* _Given request a_
Copy the records word for word, from the start of the records through the line containing "step label 05: STEP — [368, 1771, 434, 1798]".

-- start Text --

The first thing to do is import all the necessary libraries. The non-standard libraries used in this notebook are Folium, [Dateutil](https://dateutil.readthedocs.io/en/stable/) , [Pandas](https://pandas.pydata.org/), and of course, Pyinaturalist, so you will have to install them using `pip` or `conda`, as per your Python installation.

In [1]:
import json
from datetime import datetime
from os.path import exists

from dateutil import parser, tz
import pandas as pd
import folium
from folium.plugins import HeatMap

from pyinaturalist import (
    get_observations,
    get_places_autocomplete,
    Observation,
    Taxon,
    get_taxa,
    get_taxa_autocomplete,
    pprint,
)

### Get location and taxon IDs, and edit customizations

For this example, we will create a map of all bee observations in the town of Osoyoos, BC. You are free to run the code as is, or you can choose your own favorite taxons and location and produce a map for that. If so, the annotated source code will explain where to make changes.

In order to get observations for a certain geographic area, you need to know how iNaturalist encodes that area in terms of a `place_id`. All geographic places, small or large, are assigned a unique number, and this number can be [non-trivial to find](https://forum.inaturalist.org/t/is-there-a-place-where-i-can-go-to-get-a-list-of-inaturalist-place-ids/4016). Luckily, iNat (and pyinaturalist) provide an API to search on plain text place names. 

In [2]:
# Search for a place ID by name
response = get_places_autocomplete(q='Osoyoos')
pprint(response)

If you already know the taxon id, scientific name, or common name of the taxon(s) you are interested in, then you can add these directly to the `taxon_name=` or `taxon_id=` arguments in the call to `get_observations()`. Otherwise, there is a similar API for retrieving taxon IDs given a search on common or scientific names. You can use the optional `rank=` argument to limit responses to specific taxon ranks. 

In [3]:
response = get_taxa_autocomplete(q='bees', rank=['family', 'epifamily'])
pprint(response)

So from the above two calls we can see that the `place_id` for Osoyoos is '121320', and the `taxon_id` for all bees is '630955' (epifamily anthophila). Let's assign those values to some variables. Note that if you want to include multiple taxons, you can combine them in a list and specify that as the argument to `TAXON_ID`. We'll also create a variable named `DATASET_NAME` which will be the title for both the JSON response we will save locally, and the name of the html file for the completed map.

In [4]:
# Change to something appropriate
DATASET_NAME = "osoyoos_bees"

DATASET_FILENAME = f"{DATASET_NAME}.json"

-- end Text --
-- start Materials provided --

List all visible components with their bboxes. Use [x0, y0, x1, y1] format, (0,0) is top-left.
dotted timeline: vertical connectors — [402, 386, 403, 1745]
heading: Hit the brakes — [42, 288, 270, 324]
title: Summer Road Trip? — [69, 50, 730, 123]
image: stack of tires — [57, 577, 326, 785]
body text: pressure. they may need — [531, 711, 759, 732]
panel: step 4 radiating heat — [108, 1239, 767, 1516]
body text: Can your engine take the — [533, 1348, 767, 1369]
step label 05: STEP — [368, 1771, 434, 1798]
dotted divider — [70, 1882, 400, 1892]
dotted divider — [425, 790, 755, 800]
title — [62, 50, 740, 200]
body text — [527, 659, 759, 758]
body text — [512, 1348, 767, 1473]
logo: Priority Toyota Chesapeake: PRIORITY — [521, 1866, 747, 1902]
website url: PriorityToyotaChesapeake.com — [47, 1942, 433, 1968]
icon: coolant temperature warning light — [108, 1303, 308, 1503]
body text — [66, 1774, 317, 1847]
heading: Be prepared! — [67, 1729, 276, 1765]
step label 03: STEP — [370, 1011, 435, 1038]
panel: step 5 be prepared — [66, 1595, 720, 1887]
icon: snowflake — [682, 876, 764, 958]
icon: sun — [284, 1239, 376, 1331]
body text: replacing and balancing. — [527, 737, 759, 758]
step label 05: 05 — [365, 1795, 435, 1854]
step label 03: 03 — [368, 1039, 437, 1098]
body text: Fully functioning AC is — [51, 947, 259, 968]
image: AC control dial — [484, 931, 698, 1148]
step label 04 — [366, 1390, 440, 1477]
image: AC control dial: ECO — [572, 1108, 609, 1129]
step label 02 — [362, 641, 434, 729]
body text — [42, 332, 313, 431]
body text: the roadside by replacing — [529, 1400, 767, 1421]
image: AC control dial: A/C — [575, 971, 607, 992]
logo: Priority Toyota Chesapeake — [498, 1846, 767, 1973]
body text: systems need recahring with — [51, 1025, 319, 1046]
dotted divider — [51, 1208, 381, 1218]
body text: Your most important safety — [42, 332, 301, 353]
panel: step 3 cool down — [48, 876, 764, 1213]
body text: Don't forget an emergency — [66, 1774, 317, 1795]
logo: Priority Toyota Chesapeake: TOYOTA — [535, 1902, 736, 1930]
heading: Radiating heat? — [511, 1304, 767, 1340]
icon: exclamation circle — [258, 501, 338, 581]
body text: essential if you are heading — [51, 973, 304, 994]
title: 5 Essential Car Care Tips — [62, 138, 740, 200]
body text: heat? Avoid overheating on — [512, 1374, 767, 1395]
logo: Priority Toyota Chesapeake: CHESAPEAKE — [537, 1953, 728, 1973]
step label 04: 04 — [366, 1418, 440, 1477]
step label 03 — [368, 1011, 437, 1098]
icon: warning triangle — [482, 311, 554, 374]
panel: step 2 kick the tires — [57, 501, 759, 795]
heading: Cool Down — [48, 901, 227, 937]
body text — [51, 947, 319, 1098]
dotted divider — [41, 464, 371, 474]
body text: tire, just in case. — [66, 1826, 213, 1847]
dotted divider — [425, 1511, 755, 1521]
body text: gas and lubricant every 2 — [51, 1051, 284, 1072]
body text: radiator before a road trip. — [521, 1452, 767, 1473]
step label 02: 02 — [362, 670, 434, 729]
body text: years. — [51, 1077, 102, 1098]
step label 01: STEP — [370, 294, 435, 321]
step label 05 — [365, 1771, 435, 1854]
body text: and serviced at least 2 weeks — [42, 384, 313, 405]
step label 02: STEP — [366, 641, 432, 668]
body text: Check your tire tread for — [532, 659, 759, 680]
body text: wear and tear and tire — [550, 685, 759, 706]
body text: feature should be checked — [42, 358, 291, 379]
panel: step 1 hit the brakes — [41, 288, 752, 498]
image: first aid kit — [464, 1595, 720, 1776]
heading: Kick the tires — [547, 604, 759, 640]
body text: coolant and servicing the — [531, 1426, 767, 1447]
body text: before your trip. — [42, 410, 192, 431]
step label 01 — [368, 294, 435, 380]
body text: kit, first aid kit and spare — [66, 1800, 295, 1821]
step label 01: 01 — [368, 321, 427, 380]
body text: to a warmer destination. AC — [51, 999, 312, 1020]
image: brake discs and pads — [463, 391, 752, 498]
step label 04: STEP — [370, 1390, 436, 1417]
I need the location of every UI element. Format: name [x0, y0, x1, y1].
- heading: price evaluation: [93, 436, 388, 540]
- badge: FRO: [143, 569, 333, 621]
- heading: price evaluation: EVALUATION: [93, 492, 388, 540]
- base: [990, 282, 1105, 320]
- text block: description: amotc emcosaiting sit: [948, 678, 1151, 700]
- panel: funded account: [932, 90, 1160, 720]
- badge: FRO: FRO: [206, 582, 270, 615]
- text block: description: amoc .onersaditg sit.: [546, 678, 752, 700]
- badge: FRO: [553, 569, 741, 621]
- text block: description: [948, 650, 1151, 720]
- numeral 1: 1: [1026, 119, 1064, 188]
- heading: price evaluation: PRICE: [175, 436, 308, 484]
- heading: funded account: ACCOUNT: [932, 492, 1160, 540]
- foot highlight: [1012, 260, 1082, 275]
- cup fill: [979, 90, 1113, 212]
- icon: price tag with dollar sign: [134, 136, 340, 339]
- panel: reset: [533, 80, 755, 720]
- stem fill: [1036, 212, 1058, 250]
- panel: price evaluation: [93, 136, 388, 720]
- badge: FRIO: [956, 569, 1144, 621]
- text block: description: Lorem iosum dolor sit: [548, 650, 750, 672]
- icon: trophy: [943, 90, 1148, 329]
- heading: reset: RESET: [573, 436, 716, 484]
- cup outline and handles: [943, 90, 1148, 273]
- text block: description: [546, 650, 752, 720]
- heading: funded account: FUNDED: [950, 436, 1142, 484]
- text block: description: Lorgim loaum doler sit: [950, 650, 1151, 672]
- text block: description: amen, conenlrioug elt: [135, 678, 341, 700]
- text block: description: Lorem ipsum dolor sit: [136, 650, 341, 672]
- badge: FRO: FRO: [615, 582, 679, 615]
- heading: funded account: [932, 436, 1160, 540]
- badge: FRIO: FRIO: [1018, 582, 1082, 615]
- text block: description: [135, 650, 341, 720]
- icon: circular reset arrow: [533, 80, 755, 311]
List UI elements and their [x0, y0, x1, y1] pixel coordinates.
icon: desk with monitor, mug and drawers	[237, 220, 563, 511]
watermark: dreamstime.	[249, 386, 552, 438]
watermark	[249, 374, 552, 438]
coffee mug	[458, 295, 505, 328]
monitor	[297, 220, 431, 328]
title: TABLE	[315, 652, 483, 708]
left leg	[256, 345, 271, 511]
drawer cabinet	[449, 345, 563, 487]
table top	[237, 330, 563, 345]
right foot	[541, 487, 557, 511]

-- end Materials provided --

* _Given request b_
Rewrite the stretch of the notebook text from "from pyinaturalist import" through "to make changes.", switching "Osoyoos" to "Penticton".

* _Complete response a_
List all visible components with their bboxes. Use [x0, y0, x1, y1] format, (0,0) is top-left.
dotted timeline: vertical connectors — [402, 386, 403, 1745]
heading: Hit the brakes — [42, 288, 270, 324]
title: Summer Road Trip? — [69, 50, 730, 123]
image: stack of tires — [57, 577, 326, 785]
body text: pressure. they may need — [531, 711, 759, 732]
panel: step 4 radiating heat — [108, 1239, 767, 1516]
body text: Can your engine take the — [533, 1348, 767, 1369]
step label 05: STEP — [368, 1771, 434, 1798]

* _Complete response b_
from pyinaturalist import (
    get_observations,
    get_places_autocomplete,
    Observation,
    Taxon,
    get_taxa,
    get_taxa_autocomplete,
    pprint,
)

### Get location and taxon IDs, and edit customizations

For this example, we will create a map of all bee observations in the town of Penticton, BC. You are free to run the code as is, or you can choose your own favorite taxons and location and produce a map for that. If so, the annotated source code will explain where to make changes.